» **THE PROBLEM**: From the listing, collect all lines containing the word "normales".

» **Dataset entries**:

::::::

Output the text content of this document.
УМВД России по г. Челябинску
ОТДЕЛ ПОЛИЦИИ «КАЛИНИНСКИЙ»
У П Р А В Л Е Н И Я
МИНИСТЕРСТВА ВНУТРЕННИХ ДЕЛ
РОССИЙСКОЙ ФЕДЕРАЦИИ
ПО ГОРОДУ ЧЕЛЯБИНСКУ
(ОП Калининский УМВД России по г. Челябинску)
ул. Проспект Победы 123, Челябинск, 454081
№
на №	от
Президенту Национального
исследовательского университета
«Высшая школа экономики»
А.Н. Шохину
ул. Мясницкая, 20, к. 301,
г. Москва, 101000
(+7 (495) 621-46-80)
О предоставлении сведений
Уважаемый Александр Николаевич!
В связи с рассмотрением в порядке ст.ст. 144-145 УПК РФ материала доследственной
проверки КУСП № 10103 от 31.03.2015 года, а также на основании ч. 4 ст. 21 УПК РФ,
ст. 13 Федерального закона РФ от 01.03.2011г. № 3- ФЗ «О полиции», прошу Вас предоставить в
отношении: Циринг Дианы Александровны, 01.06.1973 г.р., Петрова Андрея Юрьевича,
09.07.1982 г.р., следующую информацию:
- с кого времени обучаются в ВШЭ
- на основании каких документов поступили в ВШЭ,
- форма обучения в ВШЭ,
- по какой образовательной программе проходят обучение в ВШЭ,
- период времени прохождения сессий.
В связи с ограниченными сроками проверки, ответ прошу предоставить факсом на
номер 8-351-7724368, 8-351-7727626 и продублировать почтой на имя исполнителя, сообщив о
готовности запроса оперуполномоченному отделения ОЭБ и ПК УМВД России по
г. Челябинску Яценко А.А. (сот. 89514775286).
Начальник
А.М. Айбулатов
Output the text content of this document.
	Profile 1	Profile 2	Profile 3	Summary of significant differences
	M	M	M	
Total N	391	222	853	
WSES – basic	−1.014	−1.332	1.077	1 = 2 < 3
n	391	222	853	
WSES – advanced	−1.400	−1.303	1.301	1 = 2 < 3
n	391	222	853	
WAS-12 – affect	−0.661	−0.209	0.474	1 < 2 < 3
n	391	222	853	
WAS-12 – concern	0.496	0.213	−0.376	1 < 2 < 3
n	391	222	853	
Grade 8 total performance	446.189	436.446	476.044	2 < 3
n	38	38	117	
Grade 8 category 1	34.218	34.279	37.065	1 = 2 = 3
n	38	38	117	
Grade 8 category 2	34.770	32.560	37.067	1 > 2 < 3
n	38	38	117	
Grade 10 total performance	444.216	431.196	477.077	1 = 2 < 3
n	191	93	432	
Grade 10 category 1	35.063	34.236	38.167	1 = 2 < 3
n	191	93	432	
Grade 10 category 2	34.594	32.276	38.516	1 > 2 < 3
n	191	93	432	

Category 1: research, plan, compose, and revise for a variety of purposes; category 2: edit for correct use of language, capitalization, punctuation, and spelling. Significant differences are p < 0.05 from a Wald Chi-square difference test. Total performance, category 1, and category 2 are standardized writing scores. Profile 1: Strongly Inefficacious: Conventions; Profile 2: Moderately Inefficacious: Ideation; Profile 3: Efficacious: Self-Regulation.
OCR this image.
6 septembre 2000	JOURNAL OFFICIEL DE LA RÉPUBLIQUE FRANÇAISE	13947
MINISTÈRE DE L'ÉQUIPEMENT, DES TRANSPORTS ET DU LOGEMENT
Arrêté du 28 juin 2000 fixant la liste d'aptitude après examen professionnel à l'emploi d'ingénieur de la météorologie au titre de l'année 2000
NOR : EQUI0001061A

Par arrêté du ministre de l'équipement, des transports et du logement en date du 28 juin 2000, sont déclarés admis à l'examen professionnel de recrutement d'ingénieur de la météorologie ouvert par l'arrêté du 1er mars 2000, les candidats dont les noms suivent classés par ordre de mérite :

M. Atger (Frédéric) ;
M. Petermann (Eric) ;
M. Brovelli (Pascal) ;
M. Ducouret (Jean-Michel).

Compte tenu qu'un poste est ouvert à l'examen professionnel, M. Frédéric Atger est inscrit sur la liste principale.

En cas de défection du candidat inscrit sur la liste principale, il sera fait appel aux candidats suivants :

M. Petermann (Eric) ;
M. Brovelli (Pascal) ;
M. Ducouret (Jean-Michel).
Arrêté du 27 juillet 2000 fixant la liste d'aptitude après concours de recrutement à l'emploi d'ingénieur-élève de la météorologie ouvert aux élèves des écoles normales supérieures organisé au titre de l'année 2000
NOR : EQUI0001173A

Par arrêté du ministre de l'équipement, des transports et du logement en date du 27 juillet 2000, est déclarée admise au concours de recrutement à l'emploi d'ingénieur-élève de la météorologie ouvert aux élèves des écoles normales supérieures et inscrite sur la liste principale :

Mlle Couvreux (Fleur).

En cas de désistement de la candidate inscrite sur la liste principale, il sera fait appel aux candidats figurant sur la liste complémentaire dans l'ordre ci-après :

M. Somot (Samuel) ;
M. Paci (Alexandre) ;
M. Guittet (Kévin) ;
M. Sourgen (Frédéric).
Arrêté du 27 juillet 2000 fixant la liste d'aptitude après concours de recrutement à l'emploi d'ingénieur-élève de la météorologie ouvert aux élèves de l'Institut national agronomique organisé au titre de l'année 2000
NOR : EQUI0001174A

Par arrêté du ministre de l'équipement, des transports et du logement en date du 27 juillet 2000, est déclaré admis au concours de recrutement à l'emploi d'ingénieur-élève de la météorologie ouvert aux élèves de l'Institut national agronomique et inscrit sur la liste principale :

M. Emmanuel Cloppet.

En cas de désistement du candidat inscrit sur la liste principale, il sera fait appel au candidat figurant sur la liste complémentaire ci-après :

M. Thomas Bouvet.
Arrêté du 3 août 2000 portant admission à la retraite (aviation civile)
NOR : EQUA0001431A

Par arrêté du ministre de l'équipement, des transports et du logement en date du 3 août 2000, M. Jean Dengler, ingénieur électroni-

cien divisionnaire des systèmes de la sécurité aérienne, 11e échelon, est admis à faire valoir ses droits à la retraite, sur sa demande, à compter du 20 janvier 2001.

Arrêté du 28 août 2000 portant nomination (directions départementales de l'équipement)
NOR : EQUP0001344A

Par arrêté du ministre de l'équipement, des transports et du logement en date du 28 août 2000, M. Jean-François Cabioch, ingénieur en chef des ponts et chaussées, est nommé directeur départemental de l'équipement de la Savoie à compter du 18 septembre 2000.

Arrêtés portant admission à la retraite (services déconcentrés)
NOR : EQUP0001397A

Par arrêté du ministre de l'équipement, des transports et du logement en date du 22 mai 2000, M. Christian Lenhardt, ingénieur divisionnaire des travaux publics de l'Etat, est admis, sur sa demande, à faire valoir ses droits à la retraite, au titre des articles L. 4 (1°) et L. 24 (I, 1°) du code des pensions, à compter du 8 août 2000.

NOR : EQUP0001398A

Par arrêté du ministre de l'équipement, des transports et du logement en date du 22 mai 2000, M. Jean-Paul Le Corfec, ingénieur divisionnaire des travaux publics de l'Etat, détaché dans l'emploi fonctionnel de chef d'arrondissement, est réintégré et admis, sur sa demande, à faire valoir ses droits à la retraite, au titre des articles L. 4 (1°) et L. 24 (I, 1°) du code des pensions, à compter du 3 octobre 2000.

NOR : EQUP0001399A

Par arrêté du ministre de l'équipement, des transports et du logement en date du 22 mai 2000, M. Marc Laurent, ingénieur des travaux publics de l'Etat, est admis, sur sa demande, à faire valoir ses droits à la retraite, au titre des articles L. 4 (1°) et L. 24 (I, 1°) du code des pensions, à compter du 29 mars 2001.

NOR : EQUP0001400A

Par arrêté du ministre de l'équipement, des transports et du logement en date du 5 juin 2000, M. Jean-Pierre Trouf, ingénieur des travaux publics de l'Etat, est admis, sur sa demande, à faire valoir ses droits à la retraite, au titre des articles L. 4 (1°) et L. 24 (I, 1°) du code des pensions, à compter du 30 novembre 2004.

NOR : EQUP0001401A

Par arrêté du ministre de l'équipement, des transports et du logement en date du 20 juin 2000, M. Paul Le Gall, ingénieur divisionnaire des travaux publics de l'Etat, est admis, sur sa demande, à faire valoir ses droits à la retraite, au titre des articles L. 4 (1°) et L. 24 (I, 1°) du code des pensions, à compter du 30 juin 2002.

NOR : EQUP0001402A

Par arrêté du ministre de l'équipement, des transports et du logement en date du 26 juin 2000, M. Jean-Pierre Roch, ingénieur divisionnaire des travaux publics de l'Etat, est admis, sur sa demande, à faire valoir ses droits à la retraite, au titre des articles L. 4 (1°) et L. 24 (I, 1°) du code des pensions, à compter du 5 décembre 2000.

::::::

» **FINISHED TASK**:
Arrêté du 27 juillet 2000 fixant la liste d'aptitude après concours de recrutement à l'emploi d'ingénieur-élève de la météorologie ouvert aux élèves des écoles normales supérieures organisé au titre de l'année 2000
Par arrêté du ministre de l'équipement, des transports et du logement en date du 27 juillet 2000, est déclarée admise au concours de recrutement à l'emploi d'ingénieur-élève de la météorologie ouvert aux élèves des écoles normales supérieures et inscrite sur la liste principale :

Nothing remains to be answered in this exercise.